-- BEGIN Information provided --

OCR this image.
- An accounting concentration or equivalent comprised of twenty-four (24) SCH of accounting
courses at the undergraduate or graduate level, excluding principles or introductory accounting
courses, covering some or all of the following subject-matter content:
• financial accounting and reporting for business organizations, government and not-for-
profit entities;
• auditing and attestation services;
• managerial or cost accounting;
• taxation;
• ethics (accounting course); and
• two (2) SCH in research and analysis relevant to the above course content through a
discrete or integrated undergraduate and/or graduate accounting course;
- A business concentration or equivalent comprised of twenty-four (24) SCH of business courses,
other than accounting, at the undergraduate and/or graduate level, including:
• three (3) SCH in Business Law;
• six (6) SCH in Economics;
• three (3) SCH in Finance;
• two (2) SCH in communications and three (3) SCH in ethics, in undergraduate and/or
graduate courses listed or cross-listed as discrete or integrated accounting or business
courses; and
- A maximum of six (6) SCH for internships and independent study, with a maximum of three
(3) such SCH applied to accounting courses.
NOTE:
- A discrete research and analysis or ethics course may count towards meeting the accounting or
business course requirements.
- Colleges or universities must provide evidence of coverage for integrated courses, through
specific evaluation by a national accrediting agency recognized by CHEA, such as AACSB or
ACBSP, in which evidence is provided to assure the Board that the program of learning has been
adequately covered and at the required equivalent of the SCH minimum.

-- END Information provided --

- Written instruction -
Output all records verbatim.

- The output -
OCR this image.
- An accounting concentration or equivalent comprised of twenty-four (24) SCH of accounting
courses at the undergraduate or graduate level, excluding principles or introductory accounting
courses, covering some or all of the following subject-matter content:
• financial accounting and reporting for business organizations, government and not-for-
profit entities;
• auditing and attestation services;
• managerial or cost accounting;
• taxation;
• ethics (accounting course); and
• two (2) SCH in research and analysis relevant to the above course content through a
discrete or integrated undergraduate and/or graduate accounting course;
- A business concentration or equivalent comprised of twenty-four (24) SCH of business courses,
other than accounting, at the undergraduate and/or graduate level, including:
• three (3) SCH in Business Law;
• six (6) SCH in Economics;
• three (3) SCH in Finance;
• two (2) SCH in communications and three (3) SCH in ethics, in undergraduate and/or
graduate courses listed or cross-listed as discrete or integrated accounting or business
courses; and
- A maximum of six (6) SCH for internships and independent study, with a maximum of three
(3) such SCH applied to accounting courses.
NOTE:
- A discrete research and analysis or ethics course may count towards meeting the accounting or
business course requirements.
- Colleges or universities must provide evidence of coverage for integrated courses, through
specific evaluation by a national accrediting agency recognized by CHEA, such as AACSB or
ACBSP, in which evidence is provided to assure the Board that the program of learning has been
adequately covered and at the required equivalent of the SCH minimum.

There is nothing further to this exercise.